GIVEN ENTRIES:
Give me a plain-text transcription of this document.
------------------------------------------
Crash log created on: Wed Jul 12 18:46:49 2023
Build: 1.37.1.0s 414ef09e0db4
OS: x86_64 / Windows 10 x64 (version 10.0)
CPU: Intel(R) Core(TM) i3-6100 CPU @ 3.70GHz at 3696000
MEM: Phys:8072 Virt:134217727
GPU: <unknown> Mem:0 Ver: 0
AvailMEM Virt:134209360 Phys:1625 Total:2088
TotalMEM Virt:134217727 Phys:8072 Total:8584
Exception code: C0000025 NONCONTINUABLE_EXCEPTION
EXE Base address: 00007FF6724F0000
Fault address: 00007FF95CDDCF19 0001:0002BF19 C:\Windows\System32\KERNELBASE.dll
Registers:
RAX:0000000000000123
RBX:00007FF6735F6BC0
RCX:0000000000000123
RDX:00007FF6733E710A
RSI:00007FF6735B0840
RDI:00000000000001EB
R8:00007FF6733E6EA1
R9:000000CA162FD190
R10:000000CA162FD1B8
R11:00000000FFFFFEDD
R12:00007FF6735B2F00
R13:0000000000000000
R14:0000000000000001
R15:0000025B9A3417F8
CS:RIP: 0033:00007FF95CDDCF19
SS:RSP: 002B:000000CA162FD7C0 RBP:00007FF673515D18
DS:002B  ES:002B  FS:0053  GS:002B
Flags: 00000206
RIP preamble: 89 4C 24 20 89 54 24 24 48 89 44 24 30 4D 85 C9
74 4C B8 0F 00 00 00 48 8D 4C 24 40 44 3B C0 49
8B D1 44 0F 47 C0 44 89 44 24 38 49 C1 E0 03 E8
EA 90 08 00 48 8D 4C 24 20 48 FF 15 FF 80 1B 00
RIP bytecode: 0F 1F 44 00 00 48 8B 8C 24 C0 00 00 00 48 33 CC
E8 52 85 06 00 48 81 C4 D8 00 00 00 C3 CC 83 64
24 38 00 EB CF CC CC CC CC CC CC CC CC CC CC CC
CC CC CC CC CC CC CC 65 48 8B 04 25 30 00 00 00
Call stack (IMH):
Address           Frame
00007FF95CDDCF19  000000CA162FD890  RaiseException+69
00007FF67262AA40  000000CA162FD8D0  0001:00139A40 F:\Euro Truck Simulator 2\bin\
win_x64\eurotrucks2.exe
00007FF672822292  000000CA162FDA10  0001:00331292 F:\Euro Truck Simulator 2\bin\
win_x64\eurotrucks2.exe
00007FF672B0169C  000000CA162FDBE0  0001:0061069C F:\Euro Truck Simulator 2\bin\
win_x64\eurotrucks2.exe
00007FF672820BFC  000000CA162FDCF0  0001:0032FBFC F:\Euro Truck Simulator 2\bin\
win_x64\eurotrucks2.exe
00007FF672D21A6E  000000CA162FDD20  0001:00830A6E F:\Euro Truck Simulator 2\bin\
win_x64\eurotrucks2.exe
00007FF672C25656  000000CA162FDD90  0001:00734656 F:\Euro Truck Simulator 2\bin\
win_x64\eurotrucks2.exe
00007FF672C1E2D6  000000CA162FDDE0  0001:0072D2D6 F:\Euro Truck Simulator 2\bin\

PROBLEM TO WORK ON: Print the listing above in its entirety, with every line exact.

TASK RESPONSE:
Give me a plain-text transcription of this document.
------------------------------------------
Crash log created on: Wed Jul 12 18:46:49 2023
Build: 1.37.1.0s 414ef09e0db4
OS: x86_64 / Windows 10 x64 (version 10.0)
CPU: Intel(R) Core(TM) i3-6100 CPU @ 3.70GHz at 3696000
MEM: Phys:8072 Virt:134217727
GPU: <unknown> Mem:0 Ver: 0
AvailMEM Virt:134209360 Phys:1625 Total:2088
TotalMEM Virt:134217727 Phys:8072 Total:8584
Exception code: C0000025 NONCONTINUABLE_EXCEPTION
EXE Base address: 00007FF6724F0000
Fault address: 00007FF95CDDCF19 0001:0002BF19 C:\Windows\System32\KERNELBASE.dll
Registers:
RAX:0000000000000123
RBX:00007FF6735F6BC0
RCX:0000000000000123
RDX:00007FF6733E710A
RSI:00007FF6735B0840
RDI:00000000000001EB
R8:00007FF6733E6EA1
R9:000000CA162FD190
R10:000000CA162FD1B8
R11:00000000FFFFFEDD
R12:00007FF6735B2F00
R13:0000000000000000
R14:0000000000000001
R15:0000025B9A3417F8
CS:RIP: 0033:00007FF95CDDCF19
SS:RSP: 002B:000000CA162FD7C0 RBP:00007FF673515D18
DS:002B  ES:002B  FS:0053  GS:002B
Flags: 00000206
RIP preamble: 89 4C 24 20 89 54 24 24 48 89 44 24 30 4D 85 C9
74 4C B8 0F 00 00 00 48 8D 4C 24 40 44 3B C0 49
8B D1 44 0F 47 C0 44 89 44 24 38 49 C1 E0 03 E8
EA 90 08 00 48 8D 4C 24 20 48 FF 15 FF 80 1B 00
RIP bytecode: 0F 1F 44 00 00 48 8B 8C 24 C0 00 00 00 48 33 CC
E8 52 85 06 00 48 81 C4 D8 00 00 00 C3 CC 83 64
24 38 00 EB CF CC CC CC CC CC CC CC CC CC CC CC
CC CC CC CC CC CC CC 65 48 8B 04 25 30 00 00 00
Call stack (IMH):
Address           Frame
00007FF95CDDCF19  000000CA162FD890  RaiseException+69
00007FF67262AA40  000000CA162FD8D0  0001:00139A40 F:\Euro Truck Simulator 2\bin\
win_x64\eurotrucks2.exe
00007FF672822292  000000CA162FDA10  0001:00331292 F:\Euro Truck Simulator 2\bin\
win_x64\eurotrucks2.exe
00007FF672B0169C  000000CA162FDBE0  0001:0061069C F:\Euro Truck Simulator 2\bin\
win_x64\eurotrucks2.exe
00007FF672820BFC  000000CA162FDCF0  0001:0032FBFC F:\Euro Truck Simulator 2\bin\
win_x64\eurotrucks2.exe
00007FF672D21A6E  000000CA162FDD20  0001:00830A6E F:\Euro Truck Simulator 2\bin\
win_x64\eurotrucks2.exe
00007FF672C25656  000000CA162FDD90  0001:00734656 F:\Euro Truck Simulator 2\bin\
win_x64\eurotrucks2.exe
00007FF672C1E2D6  000000CA162FDDE0  0001:0072D2D6 F:\Euro Truck Simulator 2\bin\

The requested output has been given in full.